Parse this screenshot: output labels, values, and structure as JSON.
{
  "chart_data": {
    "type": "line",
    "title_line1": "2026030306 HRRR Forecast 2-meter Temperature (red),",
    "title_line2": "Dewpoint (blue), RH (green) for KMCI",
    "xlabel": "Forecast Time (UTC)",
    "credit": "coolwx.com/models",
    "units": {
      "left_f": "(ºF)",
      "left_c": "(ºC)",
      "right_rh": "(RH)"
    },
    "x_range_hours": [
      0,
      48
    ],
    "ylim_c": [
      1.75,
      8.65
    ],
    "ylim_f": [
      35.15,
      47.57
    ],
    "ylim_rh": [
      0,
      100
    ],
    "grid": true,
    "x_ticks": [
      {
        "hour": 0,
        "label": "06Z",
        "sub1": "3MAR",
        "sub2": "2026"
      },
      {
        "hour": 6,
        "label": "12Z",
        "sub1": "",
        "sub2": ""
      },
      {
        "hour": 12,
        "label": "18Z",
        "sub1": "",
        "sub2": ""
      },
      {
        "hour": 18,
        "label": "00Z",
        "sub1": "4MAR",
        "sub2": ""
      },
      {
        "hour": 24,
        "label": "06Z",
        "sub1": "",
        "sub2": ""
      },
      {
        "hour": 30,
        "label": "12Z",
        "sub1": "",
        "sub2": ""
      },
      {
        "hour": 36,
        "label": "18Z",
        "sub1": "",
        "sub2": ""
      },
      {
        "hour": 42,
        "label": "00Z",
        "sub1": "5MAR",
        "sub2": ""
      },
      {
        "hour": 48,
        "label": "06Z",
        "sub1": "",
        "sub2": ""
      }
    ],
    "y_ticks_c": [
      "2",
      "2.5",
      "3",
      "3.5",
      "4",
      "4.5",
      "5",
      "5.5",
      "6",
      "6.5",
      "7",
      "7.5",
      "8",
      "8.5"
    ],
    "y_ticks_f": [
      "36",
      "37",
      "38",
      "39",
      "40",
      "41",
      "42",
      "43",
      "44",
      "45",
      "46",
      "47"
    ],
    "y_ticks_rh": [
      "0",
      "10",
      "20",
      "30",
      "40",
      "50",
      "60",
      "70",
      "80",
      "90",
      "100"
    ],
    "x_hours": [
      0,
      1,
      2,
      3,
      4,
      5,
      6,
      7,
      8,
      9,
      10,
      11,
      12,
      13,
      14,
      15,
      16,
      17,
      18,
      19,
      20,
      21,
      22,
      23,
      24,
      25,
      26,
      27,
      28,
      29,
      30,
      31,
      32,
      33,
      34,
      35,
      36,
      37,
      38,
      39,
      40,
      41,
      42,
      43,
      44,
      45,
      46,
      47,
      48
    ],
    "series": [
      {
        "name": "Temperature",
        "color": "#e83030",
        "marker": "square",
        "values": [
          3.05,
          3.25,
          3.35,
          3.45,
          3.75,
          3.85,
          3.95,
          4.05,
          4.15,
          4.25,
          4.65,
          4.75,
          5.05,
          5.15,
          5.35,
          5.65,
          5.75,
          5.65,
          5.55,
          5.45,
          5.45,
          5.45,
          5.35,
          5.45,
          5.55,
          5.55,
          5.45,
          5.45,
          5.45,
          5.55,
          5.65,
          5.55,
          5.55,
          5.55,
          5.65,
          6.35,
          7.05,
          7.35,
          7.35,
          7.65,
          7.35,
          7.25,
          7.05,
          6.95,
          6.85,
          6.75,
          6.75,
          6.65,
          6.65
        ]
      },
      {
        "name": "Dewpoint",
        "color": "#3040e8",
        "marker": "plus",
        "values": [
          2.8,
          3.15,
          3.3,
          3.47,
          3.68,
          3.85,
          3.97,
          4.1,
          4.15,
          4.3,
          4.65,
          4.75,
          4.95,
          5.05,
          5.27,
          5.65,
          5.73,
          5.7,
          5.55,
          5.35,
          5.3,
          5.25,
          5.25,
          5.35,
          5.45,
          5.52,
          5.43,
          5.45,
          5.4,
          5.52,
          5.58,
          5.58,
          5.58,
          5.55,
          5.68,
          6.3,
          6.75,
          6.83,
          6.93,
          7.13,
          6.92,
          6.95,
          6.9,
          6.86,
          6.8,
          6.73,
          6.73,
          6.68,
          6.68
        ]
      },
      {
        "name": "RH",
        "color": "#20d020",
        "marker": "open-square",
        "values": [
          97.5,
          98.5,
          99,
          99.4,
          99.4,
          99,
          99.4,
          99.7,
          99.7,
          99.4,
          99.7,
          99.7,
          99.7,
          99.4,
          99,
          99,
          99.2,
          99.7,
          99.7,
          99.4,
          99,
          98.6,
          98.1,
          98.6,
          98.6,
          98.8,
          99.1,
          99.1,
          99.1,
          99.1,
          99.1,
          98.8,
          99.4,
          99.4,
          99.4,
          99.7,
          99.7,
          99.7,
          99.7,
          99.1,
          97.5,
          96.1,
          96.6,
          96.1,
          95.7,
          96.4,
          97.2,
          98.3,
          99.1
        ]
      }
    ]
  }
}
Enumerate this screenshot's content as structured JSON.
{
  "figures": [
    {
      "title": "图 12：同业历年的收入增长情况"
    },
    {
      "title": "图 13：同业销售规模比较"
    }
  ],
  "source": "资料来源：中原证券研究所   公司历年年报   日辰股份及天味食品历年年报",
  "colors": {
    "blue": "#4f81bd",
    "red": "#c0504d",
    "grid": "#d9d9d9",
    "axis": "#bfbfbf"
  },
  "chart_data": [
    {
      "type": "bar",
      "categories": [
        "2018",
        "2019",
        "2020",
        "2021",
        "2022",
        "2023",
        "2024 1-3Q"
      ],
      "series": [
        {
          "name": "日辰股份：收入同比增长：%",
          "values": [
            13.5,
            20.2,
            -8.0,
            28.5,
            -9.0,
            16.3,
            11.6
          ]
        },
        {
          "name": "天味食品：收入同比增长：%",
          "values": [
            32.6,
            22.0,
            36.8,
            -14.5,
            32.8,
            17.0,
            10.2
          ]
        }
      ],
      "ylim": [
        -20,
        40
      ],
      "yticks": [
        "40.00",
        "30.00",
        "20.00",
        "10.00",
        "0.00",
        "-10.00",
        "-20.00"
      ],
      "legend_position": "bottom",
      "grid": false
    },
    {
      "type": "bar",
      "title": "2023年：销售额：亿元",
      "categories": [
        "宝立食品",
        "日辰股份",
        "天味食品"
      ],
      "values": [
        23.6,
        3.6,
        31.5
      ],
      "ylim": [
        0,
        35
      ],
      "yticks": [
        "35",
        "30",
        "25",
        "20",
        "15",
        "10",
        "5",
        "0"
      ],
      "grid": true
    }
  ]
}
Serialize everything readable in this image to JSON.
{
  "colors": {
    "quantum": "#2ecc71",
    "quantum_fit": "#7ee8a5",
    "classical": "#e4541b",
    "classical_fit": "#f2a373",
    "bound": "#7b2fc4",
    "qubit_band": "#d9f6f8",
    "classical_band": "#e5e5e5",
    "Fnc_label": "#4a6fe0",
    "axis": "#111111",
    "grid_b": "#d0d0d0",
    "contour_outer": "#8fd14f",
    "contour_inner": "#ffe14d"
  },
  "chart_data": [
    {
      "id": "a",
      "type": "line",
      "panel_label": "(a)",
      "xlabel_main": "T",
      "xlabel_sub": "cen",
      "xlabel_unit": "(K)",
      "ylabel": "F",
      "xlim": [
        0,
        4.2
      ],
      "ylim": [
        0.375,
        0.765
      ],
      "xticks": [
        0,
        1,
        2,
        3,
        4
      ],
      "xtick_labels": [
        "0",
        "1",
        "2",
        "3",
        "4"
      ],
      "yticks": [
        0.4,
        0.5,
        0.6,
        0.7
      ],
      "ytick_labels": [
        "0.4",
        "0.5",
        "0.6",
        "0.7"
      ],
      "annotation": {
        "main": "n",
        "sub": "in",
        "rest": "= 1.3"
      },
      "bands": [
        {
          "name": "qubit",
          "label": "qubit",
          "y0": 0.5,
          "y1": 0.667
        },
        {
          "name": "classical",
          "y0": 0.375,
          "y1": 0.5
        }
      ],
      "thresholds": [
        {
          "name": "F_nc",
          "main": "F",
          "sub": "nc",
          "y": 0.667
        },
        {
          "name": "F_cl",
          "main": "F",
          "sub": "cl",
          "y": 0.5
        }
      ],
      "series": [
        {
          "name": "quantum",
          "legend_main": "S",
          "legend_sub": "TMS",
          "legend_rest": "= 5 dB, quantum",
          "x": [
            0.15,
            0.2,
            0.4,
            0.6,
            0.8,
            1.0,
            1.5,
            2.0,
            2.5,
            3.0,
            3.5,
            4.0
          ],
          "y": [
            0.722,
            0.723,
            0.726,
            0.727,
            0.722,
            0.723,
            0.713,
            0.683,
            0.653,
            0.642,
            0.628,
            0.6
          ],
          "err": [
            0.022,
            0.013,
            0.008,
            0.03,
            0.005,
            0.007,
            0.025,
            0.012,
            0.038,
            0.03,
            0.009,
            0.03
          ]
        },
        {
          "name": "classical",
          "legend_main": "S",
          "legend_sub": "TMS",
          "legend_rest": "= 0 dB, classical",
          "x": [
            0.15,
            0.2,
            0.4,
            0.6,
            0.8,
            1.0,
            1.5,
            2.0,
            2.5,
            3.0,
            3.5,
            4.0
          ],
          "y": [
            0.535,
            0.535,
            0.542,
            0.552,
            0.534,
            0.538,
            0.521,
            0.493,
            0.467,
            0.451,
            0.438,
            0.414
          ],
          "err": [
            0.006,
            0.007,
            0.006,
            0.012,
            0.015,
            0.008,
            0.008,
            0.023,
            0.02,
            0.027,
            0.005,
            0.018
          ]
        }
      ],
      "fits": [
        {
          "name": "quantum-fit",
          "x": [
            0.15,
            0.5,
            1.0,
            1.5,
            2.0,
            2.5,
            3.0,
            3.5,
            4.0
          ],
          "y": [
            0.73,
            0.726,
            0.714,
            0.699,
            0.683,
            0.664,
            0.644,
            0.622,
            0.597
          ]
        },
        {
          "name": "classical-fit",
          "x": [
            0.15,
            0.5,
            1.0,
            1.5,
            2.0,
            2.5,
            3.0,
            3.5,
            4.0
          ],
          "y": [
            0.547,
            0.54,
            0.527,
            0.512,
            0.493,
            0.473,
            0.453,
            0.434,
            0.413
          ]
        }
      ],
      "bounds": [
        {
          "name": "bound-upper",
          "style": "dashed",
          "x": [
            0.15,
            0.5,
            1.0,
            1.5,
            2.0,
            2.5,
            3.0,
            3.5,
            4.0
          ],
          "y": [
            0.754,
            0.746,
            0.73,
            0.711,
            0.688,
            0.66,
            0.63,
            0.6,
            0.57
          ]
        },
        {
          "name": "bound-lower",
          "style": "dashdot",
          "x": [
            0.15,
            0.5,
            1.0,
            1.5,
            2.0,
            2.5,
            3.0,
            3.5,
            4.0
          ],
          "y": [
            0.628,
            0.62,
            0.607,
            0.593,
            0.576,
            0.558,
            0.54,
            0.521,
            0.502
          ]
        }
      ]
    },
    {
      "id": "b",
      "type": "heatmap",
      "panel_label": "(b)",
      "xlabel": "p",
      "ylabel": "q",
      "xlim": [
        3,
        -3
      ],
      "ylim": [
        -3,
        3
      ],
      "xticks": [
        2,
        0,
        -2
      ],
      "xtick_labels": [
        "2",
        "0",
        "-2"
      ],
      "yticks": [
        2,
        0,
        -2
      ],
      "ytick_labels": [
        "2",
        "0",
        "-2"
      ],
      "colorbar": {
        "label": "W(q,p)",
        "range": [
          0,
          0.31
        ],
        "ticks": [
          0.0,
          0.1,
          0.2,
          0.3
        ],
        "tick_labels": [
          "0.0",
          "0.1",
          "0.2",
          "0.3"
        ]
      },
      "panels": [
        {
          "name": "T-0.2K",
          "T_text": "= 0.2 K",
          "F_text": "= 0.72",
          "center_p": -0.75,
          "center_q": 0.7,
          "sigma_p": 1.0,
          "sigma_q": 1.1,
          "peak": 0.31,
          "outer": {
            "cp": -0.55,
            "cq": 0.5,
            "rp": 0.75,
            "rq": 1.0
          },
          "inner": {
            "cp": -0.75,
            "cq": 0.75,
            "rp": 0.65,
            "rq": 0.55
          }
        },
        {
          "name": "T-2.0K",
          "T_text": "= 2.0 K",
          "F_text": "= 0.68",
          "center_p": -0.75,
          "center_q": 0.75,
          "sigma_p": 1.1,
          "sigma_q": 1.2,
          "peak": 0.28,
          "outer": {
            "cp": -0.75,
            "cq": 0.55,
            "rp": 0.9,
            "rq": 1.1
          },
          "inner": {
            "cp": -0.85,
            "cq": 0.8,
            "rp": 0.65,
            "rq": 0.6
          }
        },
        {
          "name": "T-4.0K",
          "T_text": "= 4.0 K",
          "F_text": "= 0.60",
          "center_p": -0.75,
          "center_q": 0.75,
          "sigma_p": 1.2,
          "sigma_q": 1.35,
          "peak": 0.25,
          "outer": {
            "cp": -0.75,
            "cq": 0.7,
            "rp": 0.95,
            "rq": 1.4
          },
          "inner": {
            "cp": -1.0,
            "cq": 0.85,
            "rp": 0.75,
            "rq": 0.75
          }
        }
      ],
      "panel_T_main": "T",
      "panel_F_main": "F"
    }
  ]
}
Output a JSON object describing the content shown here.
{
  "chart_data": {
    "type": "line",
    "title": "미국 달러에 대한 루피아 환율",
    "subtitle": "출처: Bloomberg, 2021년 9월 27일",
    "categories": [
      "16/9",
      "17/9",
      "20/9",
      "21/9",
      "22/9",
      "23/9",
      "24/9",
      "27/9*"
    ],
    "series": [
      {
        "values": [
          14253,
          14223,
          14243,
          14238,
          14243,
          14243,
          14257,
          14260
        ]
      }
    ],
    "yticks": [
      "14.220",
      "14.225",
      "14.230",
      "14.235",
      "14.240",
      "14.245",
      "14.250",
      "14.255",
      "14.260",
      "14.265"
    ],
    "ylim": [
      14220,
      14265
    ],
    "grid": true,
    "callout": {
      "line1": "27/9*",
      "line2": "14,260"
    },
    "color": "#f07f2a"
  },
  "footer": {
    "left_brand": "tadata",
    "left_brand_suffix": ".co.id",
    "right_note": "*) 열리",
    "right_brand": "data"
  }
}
····················
◆ GIVEN INSTRUCTION:
Repeat, character for character, the lines from the one that holds "Output a JSON" to the final line of the material, inclusive, and no other lines.

◆ THE RESPONSE:
Output a JSON object describing the content shown here.
{
  "chart_data": {
    "type": "line",
    "title": "미국 달러에 대한 루피아 환율",
    "subtitle": "출처: Bloomberg, 2021년 9월 27일",
    "categories": [
      "16/9",
      "17/9",
      "20/9",
      "21/9",
      "22/9",
      "23/9",
      "24/9",
      "27/9*"
    ],
    "series": [
      {
        "values": [
          14253,
          14223,
          14243,
          14238,
          14243,
          14243,
          14257,
          14260
        ]
      }
    ],
    "yticks": [
      "14.220",
      "14.225",
      "14.230",
      "14.235",
      "14.240",
      "14.245",
      "14.250",
      "14.255",
      "14.260",
      "14.265"
    ],
    "ylim": [
      14220,
      14265
    ],
    "grid": true,
    "callout": {
      "line1": "27/9*",
      "line2": "14,260"
    },
    "color": "#f07f2a"
  },
  "footer": {
    "left_brand": "tadata",
    "left_brand_suffix": ".co.id",
    "right_note": "*) 열리",
    "right_brand": "data"
  }
}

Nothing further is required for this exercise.